---------- INPUT MATERIAL

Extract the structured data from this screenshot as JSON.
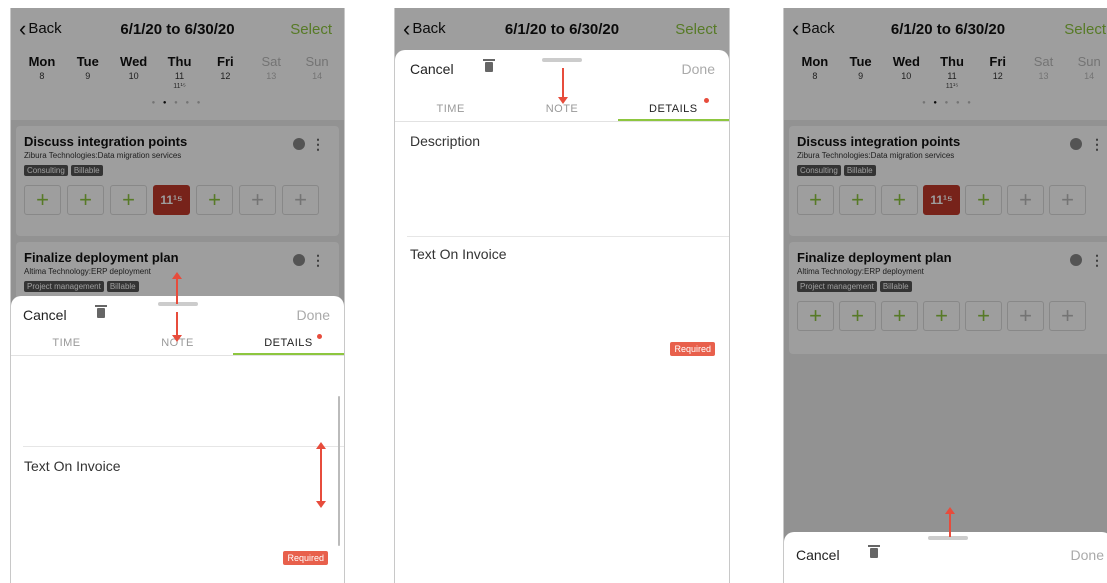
{
  "header": {
    "back_label": "Back",
    "date_range": "6/1/20 to 6/30/20",
    "select_label": "Select"
  },
  "days": [
    {
      "name": "Mon",
      "num": "8"
    },
    {
      "name": "Tue",
      "num": "9"
    },
    {
      "name": "Wed",
      "num": "10"
    },
    {
      "name": "Thu",
      "num": "11",
      "sub": "11¹⁵"
    },
    {
      "name": "Fri",
      "num": "12"
    },
    {
      "name": "Sat",
      "num": "13"
    },
    {
      "name": "Sun",
      "num": "14"
    }
  ],
  "cards": [
    {
      "title": "Discuss integration points",
      "subtitle": "Zibura Technologies:Data migration services",
      "tags": [
        "Consulting",
        "Billable"
      ],
      "highlight_value": "11¹⁵"
    },
    {
      "title": "Finalize deployment plan",
      "subtitle": "Altima Technology:ERP deployment",
      "tags": [
        "Project management",
        "Billable"
      ]
    }
  ],
  "sheet": {
    "cancel_label": "Cancel",
    "done_label": "Done",
    "tabs": [
      "TIME",
      "NOTE",
      "DETAILS"
    ],
    "description_label": "Description",
    "invoice_label": "Text On Invoice",
    "required_label": "Required"
  },
  "cell_symbol": "+",
  "colors": {
    "accent": "#8dc63f",
    "highlight": "#c0392b",
    "required": "#e8604c",
    "arrow": "#e74c3c"
  }
}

--------------------

» EXERCISE AIM:
Set each line of the records down exactly, leaving every picture out.

» THE RESPONSE:
Extract the structured data from this screenshot as JSON.
{
  "header": {
    "back_label": "Back",
    "date_range": "6/1/20 to 6/30/20",
    "select_label": "Select"
  },
  "days": [
    {
      "name": "Mon",
      "num": "8"
    },
    {
      "name": "Tue",
      "num": "9"
    },
    {
      "name": "Wed",
      "num": "10"
    },
    {
      "name": "Thu",
      "num": "11",
      "sub": "11¹⁵"
    },
    {
      "name": "Fri",
      "num": "12"
    },
    {
      "name": "Sat",
      "num": "13"
    },
    {
      "name": "Sun",
      "num": "14"
    }
  ],
  "cards": [
    {
      "title": "Discuss integration points",
      "subtitle": "Zibura Technologies:Data migration services",
      "tags": [
        "Consulting",
        "Billable"
      ],
      "highlight_value": "11¹⁵"
    },
    {
      "title": "Finalize deployment plan",
      "subtitle": "Altima Technology:ERP deployment",
      "tags": [
        "Project management",
        "Billable"
      ]
    }
  ],
  "sheet": {
    "cancel_label": "Cancel",
    "done_label": "Done",
    "tabs": [
      "TIME",
      "NOTE",
      "DETAILS"
    ],
    "description_label": "Description",
    "invoice_label": "Text On Invoice",
    "required_label": "Required"
  },
  "cell_symbol": "+",
  "colors": {
    "accent": "#8dc63f",
    "highlight": "#c0392b",
    "required": "#e8604c",
    "arrow": "#e74c3c"
  }
}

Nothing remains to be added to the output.